### Directions:
Extract all lines from the data beneath that include the word "JSON".

Records from a collection:
______________________________

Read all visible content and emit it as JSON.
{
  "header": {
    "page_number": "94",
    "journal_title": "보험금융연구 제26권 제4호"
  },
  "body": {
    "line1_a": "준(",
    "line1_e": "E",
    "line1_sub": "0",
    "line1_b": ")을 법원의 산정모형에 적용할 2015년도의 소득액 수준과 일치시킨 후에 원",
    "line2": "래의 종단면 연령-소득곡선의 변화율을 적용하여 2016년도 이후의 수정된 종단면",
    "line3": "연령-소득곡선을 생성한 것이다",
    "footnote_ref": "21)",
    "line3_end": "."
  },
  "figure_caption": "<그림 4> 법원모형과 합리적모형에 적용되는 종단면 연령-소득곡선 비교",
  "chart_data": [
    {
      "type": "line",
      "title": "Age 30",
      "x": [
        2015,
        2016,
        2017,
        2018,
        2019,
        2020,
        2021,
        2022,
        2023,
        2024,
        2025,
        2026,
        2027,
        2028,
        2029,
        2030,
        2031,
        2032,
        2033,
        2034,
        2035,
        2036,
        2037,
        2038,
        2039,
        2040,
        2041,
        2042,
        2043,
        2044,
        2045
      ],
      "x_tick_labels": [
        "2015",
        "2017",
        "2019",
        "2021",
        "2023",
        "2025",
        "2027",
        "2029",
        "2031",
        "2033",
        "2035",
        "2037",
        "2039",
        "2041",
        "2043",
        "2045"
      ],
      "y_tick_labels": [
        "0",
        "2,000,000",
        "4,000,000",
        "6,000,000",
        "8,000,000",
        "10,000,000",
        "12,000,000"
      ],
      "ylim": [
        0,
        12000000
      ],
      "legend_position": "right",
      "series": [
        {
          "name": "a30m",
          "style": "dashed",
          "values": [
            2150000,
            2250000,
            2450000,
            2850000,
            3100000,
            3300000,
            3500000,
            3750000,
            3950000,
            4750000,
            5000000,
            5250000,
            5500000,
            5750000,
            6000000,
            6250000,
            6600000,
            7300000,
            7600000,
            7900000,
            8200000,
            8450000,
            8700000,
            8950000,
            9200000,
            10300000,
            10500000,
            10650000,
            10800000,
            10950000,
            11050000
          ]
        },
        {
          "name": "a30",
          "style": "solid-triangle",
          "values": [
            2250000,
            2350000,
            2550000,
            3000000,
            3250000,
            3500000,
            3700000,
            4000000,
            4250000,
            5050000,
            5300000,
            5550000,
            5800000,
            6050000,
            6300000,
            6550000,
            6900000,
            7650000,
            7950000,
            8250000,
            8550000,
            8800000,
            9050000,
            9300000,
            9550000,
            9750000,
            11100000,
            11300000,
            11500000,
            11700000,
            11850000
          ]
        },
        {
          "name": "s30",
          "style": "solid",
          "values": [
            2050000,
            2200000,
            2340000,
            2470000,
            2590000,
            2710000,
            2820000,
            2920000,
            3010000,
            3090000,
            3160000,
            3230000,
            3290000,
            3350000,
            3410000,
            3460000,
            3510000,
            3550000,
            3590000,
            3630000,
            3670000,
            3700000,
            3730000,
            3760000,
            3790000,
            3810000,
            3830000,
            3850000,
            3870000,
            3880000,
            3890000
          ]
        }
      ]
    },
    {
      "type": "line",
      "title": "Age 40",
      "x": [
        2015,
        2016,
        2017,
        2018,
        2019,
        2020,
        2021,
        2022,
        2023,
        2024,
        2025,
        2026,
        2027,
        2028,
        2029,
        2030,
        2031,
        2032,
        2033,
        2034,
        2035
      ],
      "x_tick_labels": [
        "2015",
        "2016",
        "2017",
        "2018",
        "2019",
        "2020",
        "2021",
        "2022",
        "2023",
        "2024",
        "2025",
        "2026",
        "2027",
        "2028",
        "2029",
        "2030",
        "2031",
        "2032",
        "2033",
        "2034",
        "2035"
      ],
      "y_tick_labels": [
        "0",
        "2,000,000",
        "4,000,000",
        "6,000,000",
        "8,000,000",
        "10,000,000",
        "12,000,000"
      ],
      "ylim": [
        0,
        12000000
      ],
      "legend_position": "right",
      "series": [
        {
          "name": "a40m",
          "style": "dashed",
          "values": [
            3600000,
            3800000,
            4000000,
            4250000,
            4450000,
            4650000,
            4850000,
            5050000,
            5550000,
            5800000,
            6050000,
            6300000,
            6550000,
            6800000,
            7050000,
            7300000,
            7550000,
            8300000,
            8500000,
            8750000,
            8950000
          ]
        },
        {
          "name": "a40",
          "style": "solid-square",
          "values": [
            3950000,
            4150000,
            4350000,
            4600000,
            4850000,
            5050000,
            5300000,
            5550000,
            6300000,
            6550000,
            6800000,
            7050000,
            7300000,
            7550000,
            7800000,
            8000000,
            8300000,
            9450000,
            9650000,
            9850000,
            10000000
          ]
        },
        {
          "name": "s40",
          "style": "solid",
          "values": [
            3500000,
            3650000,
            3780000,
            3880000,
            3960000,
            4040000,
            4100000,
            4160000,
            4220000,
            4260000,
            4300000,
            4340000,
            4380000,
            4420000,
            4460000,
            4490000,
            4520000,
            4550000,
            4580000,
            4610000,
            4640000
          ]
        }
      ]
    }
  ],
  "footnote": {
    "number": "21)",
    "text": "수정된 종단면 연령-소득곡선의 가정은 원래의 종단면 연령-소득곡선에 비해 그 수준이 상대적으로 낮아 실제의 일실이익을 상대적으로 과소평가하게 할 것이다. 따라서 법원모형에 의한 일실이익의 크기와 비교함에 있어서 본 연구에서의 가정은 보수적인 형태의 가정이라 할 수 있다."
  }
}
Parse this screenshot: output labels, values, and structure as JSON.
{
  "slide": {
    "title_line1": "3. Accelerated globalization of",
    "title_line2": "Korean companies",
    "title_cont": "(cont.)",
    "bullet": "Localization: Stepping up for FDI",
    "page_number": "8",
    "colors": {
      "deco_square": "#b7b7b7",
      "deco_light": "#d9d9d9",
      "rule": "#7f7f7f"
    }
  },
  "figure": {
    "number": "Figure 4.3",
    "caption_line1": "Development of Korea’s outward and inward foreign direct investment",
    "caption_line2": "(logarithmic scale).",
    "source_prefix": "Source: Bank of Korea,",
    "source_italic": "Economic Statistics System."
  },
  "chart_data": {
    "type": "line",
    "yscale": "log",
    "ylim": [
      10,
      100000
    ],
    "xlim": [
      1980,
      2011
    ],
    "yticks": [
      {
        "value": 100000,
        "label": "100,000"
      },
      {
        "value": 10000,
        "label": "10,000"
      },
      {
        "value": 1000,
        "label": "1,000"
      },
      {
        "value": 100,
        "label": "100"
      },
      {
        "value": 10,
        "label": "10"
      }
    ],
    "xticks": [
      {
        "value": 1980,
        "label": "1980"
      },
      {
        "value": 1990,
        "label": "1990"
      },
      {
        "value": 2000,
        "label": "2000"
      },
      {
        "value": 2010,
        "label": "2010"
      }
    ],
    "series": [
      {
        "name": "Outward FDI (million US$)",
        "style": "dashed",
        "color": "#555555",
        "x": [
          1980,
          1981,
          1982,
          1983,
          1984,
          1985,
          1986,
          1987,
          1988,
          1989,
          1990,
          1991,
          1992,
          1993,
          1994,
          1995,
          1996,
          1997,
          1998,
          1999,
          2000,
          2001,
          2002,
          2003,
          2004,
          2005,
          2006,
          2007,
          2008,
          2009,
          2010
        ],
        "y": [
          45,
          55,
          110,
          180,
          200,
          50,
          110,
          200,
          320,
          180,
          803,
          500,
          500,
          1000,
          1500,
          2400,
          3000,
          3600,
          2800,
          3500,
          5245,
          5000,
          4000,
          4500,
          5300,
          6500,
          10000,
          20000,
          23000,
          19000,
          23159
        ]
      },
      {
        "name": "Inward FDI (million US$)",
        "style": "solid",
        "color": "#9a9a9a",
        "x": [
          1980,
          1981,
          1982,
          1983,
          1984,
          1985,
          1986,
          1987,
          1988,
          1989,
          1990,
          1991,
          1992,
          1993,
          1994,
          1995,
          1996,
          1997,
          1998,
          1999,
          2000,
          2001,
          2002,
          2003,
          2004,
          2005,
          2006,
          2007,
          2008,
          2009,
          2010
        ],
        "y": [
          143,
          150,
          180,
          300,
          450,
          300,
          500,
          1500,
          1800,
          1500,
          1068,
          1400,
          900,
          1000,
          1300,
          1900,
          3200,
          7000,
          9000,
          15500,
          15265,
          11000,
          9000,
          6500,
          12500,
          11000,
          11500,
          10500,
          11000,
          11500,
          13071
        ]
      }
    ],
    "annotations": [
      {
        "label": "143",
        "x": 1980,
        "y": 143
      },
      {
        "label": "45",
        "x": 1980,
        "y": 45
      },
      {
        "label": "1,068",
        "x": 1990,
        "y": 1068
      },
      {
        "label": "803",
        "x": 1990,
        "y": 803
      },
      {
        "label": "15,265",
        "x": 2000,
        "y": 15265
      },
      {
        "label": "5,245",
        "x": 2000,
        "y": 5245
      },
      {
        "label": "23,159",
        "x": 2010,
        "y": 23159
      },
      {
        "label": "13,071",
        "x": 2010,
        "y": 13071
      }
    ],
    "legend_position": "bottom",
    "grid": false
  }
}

______________________________

### Task result:
Read all visible content and emit it as JSON.
Parse this screenshot: output labels, values, and structure as JSON.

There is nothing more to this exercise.